Your goal:
Show all lines holding "slavery".

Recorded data
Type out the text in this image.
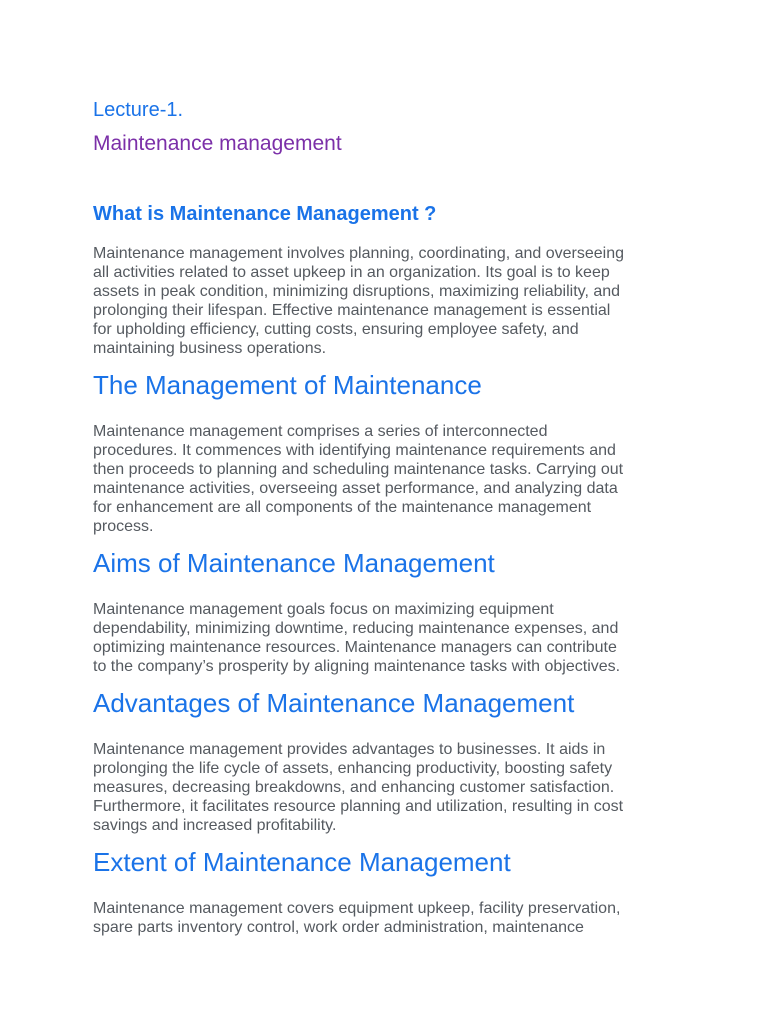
Lecture-1.
Maintenance management
What is Maintenance Management ?
Maintenance management involves planning, coordinating, and overseeing
all activities related to asset upkeep in an organization. Its goal is to keep
assets in peak condition, minimizing disruptions, maximizing reliability, and
prolonging their lifespan. Effective maintenance management is essential
for upholding efficiency, cutting costs, ensuring employee safety, and
maintaining business operations.
The Management of Maintenance
Maintenance management comprises a series of interconnected
procedures. It commences with identifying maintenance requirements and
then proceeds to planning and scheduling maintenance tasks. Carrying out
maintenance activities, overseeing asset performance, and analyzing data
for enhancement are all components of the maintenance management
process.
Aims of Maintenance Management
Maintenance management goals focus on maximizing equipment
dependability, minimizing downtime, reducing maintenance expenses, and
optimizing maintenance resources. Maintenance managers can contribute
to the company’s prosperity by aligning maintenance tasks with objectives.
Advantages of Maintenance Management
Maintenance management provides advantages to businesses. It aids in
prolonging the life cycle of assets, enhancing productivity, boosting safety
measures, decreasing breakdowns, and enhancing customer satisfaction.
Furthermore, it facilitates resource planning and utilization, resulting in cost
savings and increased profitability.
Extent of Maintenance Management
Maintenance management covers equipment upkeep, facility preservation,
spare parts inventory control, work order administration, maintenance
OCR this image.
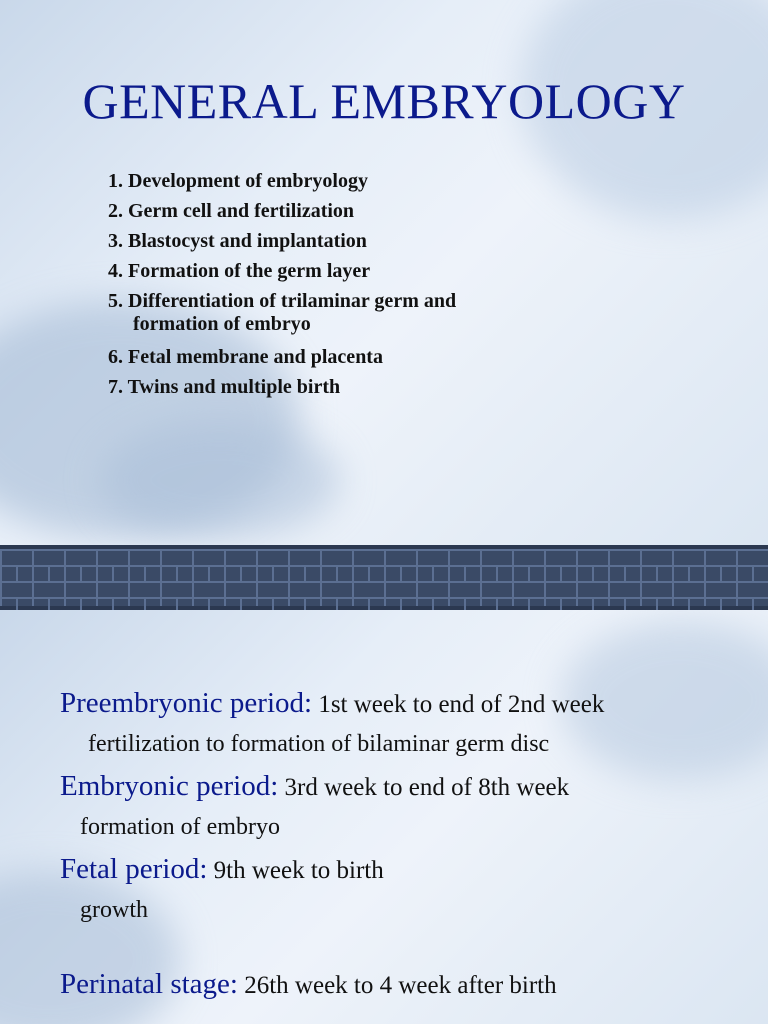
GENERAL EMBRYOLOGY
1. Development of embryology
2. Germ cell and fertilization
3. Blastocyst and implantation
4. Formation of the germ layer
5. Differentiation of trilaminar germ and
formation of embryo
6. Fetal membrane and placenta
7. Twins and multiple birth

Preembryonic period: 1st week to end of 2nd week

fertilization to formation of bilaminar germ disc

Embryonic period: 3rd week to end of 8th week

formation of embryo

Fetal period: 9th week to birth

growth

Perinatal stage: 26th week to 4 week after birth
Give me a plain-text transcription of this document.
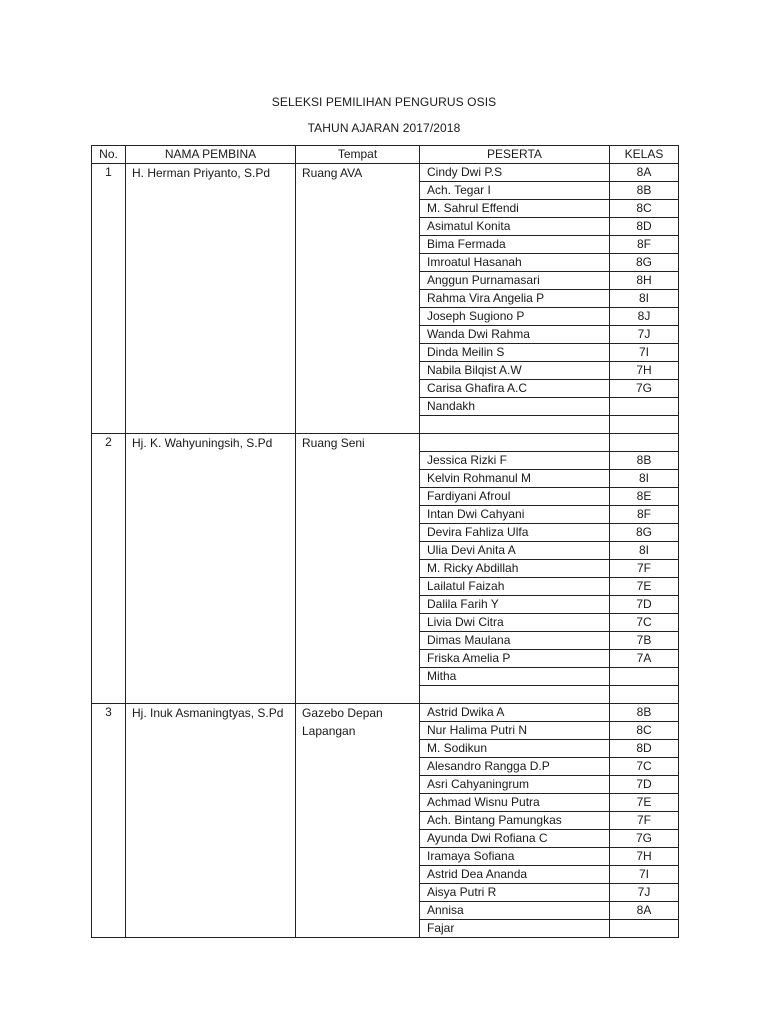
SELEKSI PEMILIHAN PENGURUS OSIS
TAHUN AJARAN 2017/2018
No.	NAMA PEMBINA	Tempat	PESERTA	KELAS
1	H. Herman Priyanto, S.Pd	Ruang AVA	Cindy Dwi P.S	8A
			Ach. Tegar I	8B
			M. Sahrul Effendi	8C
			Asimatul Konita	8D
			Bima Fermada	8F
			Imroatul Hasanah	8G
			Anggun Purnamasari	8H
			Rahma Vira Angelia P	8I
			Joseph Sugiono P	8J
			Wanda Dwi Rahma	7J
			Dinda Meilin S	7I
			Nabila Bilqist A.W	7H
			Carisa Ghafira A.C	7G
			Nandakh	

2	Hj. K. Wahyuningsih, S.Pd	Ruang Seni		
			Jessica Rizki F	8B
			Kelvin Rohmanul M	8I
			Fardiyani Afroul	8E
			Intan Dwi Cahyani	8F
			Devira Fahliza Ulfa	8G
			Ulia Devi Anita A	8I
			M. Ricky Abdillah	7F
			Lailatul Faizah	7E
			Dalila Farih Y	7D
			Livia Dwi Citra	7C
			Dimas Maulana	7B
			Friska Amelia P	7A
			Mitha	

3	Hj. Inuk Asmaningtyas, S.Pd	Gazebo Depan Lapangan	Astrid Dwika A	8B
			Nur Halima Putri N	8C
			M. Sodikun	8D
			Alesandro Rangga D.P	7C
			Asri Cahyaningrum	7D
			Achmad Wisnu Putra	7E
			Ach. Bintang Pamungkas	7F
			Ayunda Dwi Rofiana C	7G
			Iramaya Sofiana	7H
			Astrid Dea Ananda	7I
			Aisya Putri R	7J
			Annisa	8A
			Fajar	
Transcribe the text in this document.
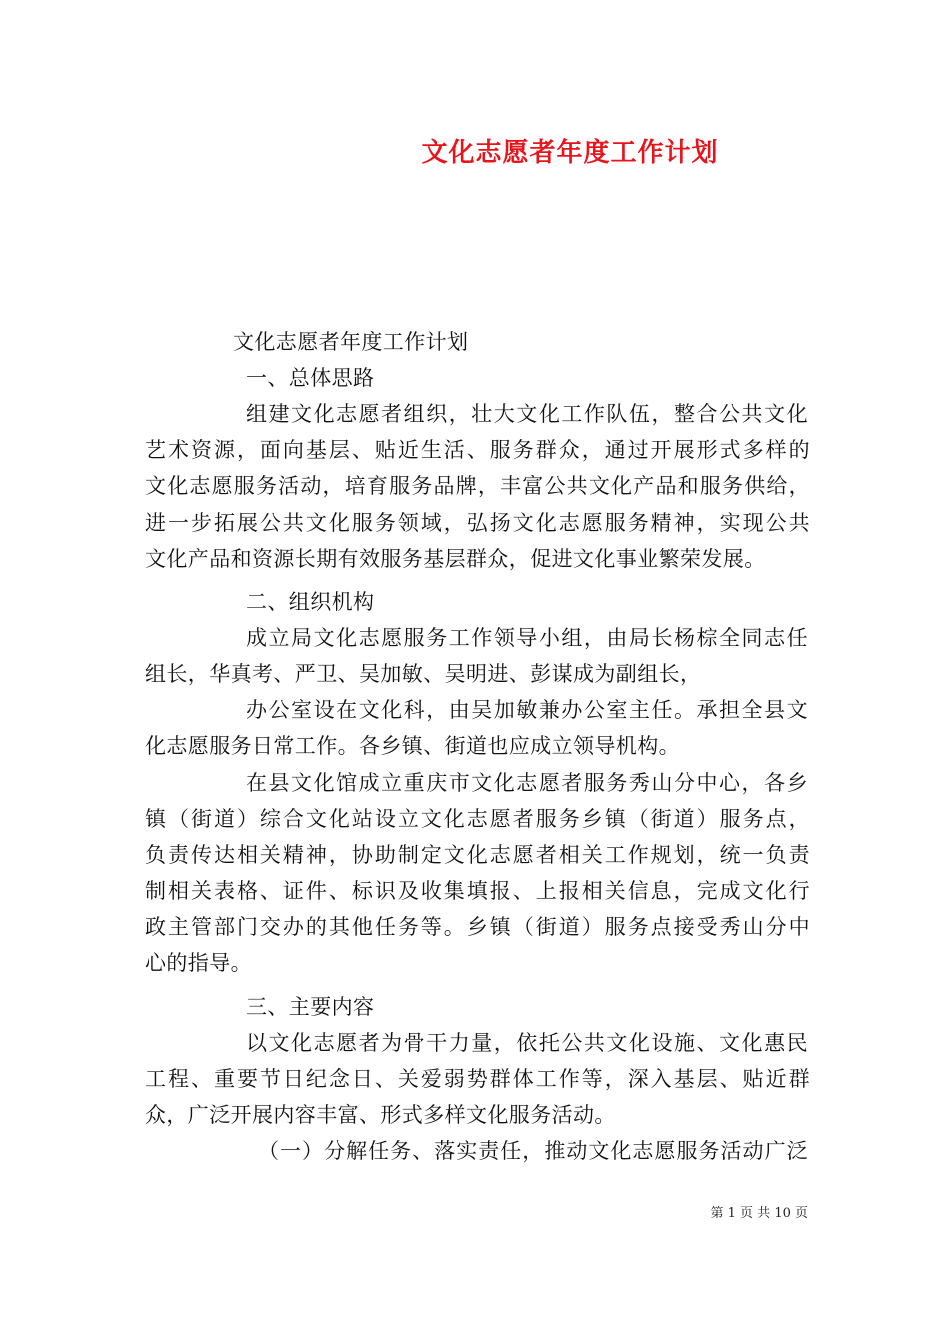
文化志愿者年度工作计划
文化志愿者年度工作计划
一、总体思路
组建文化志愿者组织，壮大文化工作队伍，整合公共文化
艺术资源，面向基层、贴近生活、服务群众，通过开展形式多样的
文化志愿服务活动，培育服务品牌，丰富公共文化产品和服务供给，
进一步拓展公共文化服务领域，弘扬文化志愿服务精神，实现公共
文化产品和资源长期有效服务基层群众，促进文化事业繁荣发展。
二、组织机构
成立局文化志愿服务工作领导小组，由局长杨棕全同志任
组长，华真考、严卫、吴加敏、吴明进、彭谋成为副组长，
办公室设在文化科，由吴加敏兼办公室主任。承担全县文
化志愿服务日常工作。各乡镇、街道也应成立领导机构。
在县文化馆成立重庆市文化志愿者服务秀山分中心，各乡
镇（街道）综合文化站设立文化志愿者服务乡镇（街道）服务点，
负责传达相关精神，协助制定文化志愿者相关工作规划，统一负责
制相关表格、证件、标识及收集填报、上报相关信息，完成文化行
政主管部门交办的其他任务等。乡镇（街道）服务点接受秀山分中
心的指导。
三、主要内容
以文化志愿者为骨干力量，依托公共文化设施、文化惠民
工程、重要节日纪念日、关爱弱势群体工作等，深入基层、贴近群
众，广泛开展内容丰富、形式多样文化服务活动。
（一）分解任务、落实责任，推动文化志愿服务活动广泛
第 1 页 共 10 页
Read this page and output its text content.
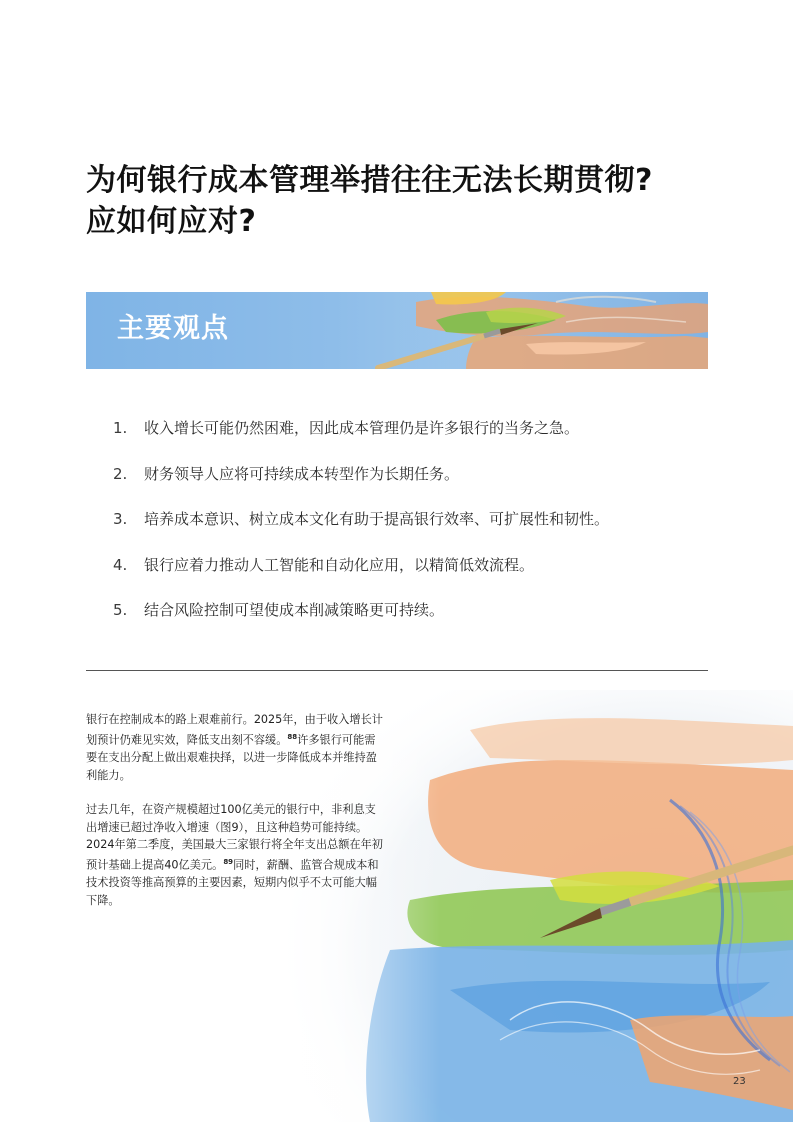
为何银行成本管理举措往往无法长期贯彻?
应如何应对?
主要观点
1. 收入增长可能仍然困难，因此成本管理仍是许多银行的当务之急。
2. 财务领导人应将可持续成本转型作为长期任务。
3. 培养成本意识、树立成本文化有助于提高银行效率、可扩展性和韧性。
4. 银行应着力推动人工智能和自动化应用，以精简低效流程。
5. 结合风险控制可望使成本削减策略更可持续。

银行在控制成本的路上艰难前行。2025年，由于收入增长计划预计仍难见实效，降低支出刻不容缓。$^{88}$许多银行可能需要在支出分配上做出艰难抉择，以进一步降低成本并维持盈利能力。

过去几年，在资产规模超过100亿美元的银行中，非利息支出增速已超过净收入增速（图9），且这种趋势可能持续。2024年第二季度，美国最大三家银行将全年支出总额在年初预计基础上提高40亿美元。$^{89}$同时，薪酬、监管合规成本和技术投资等推高预算的主要因素，短期内似乎不太可能大幅下降。

23
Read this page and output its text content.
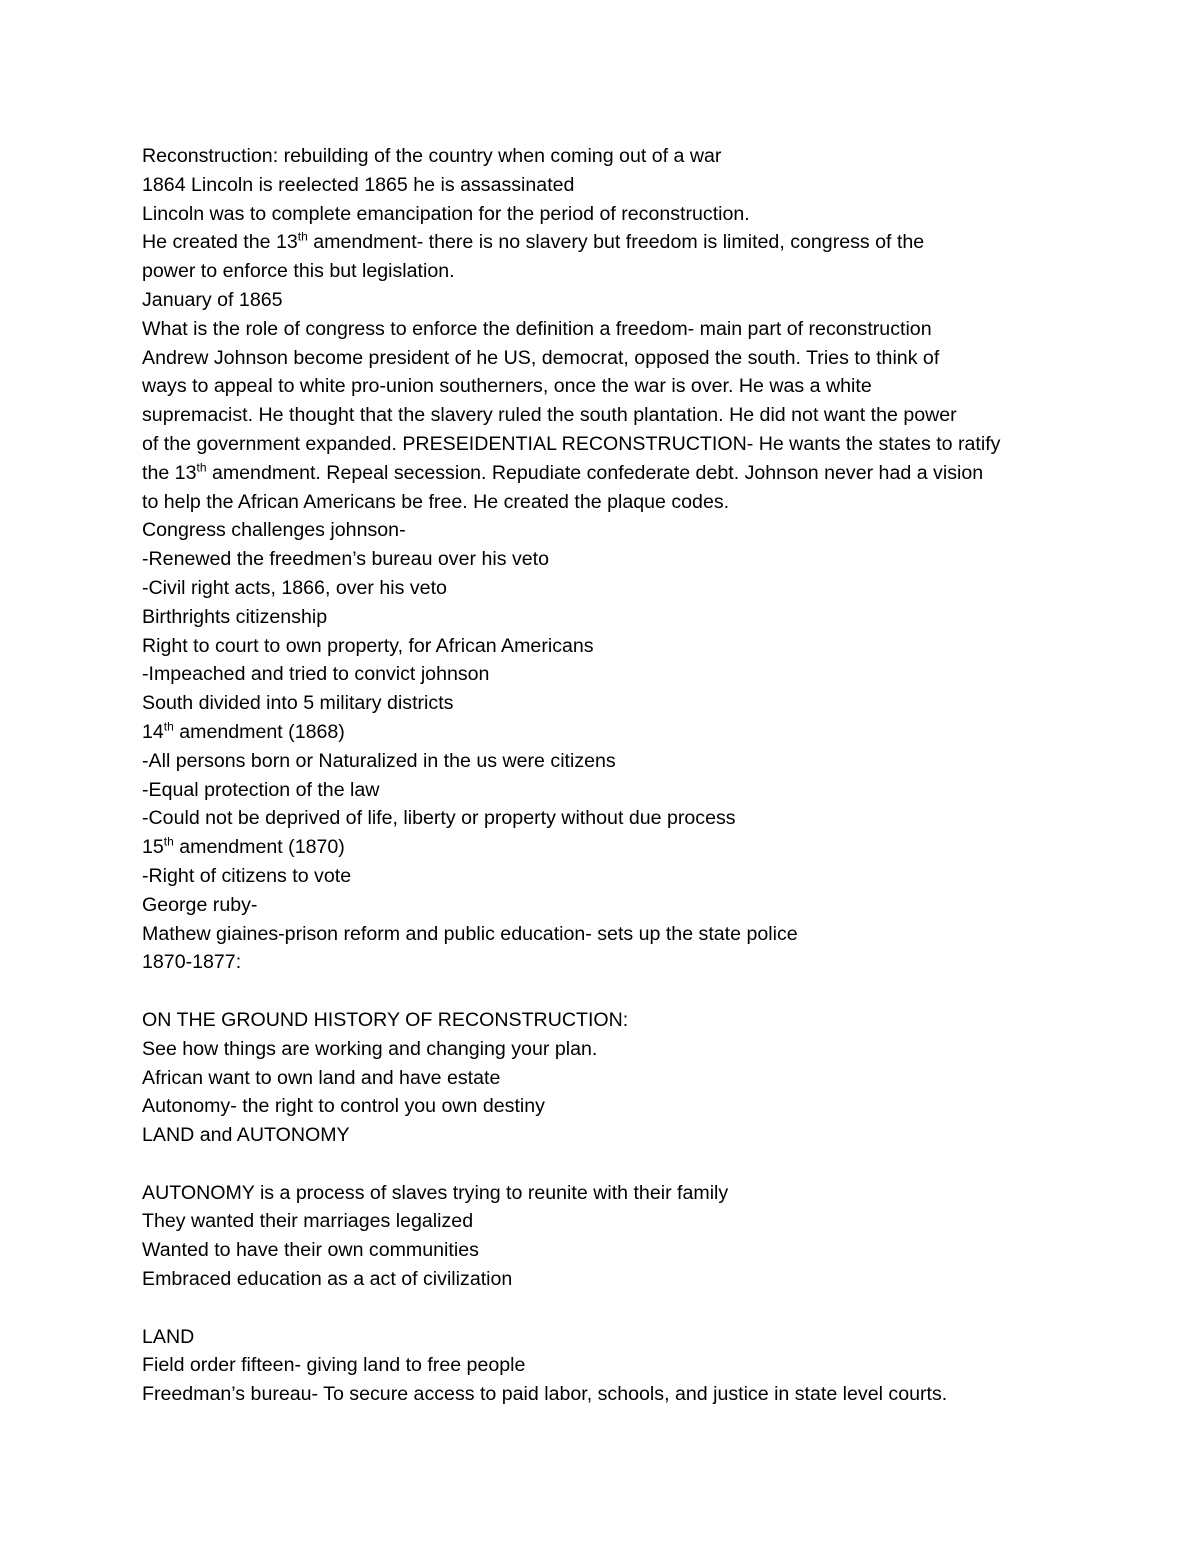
Reconstruction: rebuilding of the country when coming out of a war
1864 Lincoln is reelected 1865 he is assassinated
Lincoln was to complete emancipation for the period of reconstruction.
He created the 13th amendment- there is no slavery but freedom is limited, congress of the
power to enforce this but legislation.
January of 1865
What is the role of congress to enforce the definition a freedom- main part of reconstruction
Andrew Johnson become president of he US, democrat, opposed the south. Tries to think of
ways to appeal to white pro-union southerners, once the war is over. He was a white
supremacist. He thought that the slavery ruled the south plantation. He did not want the power
of the government expanded. PRESEIDENTIAL RECONSTRUCTION- He wants the states to ratify
the 13th amendment. Repeal secession. Repudiate confederate debt. Johnson never had a vision
to help the African Americans be free. He created the plaque codes.
Congress challenges johnson-
-Renewed the freedmen’s bureau over his veto
-Civil right acts, 1866, over his veto
Birthrights citizenship
Right to court to own property, for African Americans
-Impeached and tried to convict johnson
South divided into 5 military districts
14th amendment (1868)
-All persons born or Naturalized in the us were citizens
-Equal protection of the law
-Could not be deprived of life, liberty or property without due process
15th amendment (1870)
-Right of citizens to vote
George ruby-
Mathew giaines-prison reform and public education- sets up the state police
1870-1877:
ON THE GROUND HISTORY OF RECONSTRUCTION:
See how things are working and changing your plan.
African want to own land and have estate
Autonomy- the right to control you own destiny
LAND and AUTONOMY
AUTONOMY is a process of slaves trying to reunite with their family
They wanted their marriages legalized
Wanted to have their own communities
Embraced education as a act of civilization
LAND
Field order fifteen- giving land to free people
Freedman’s bureau- To secure access to paid labor, schools, and justice in state level courts.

Output:
He created the 13th amendment- there is no slavery but freedom is limited, congress of the
supremacist. He thought that the slavery ruled the south plantation. He did not want the power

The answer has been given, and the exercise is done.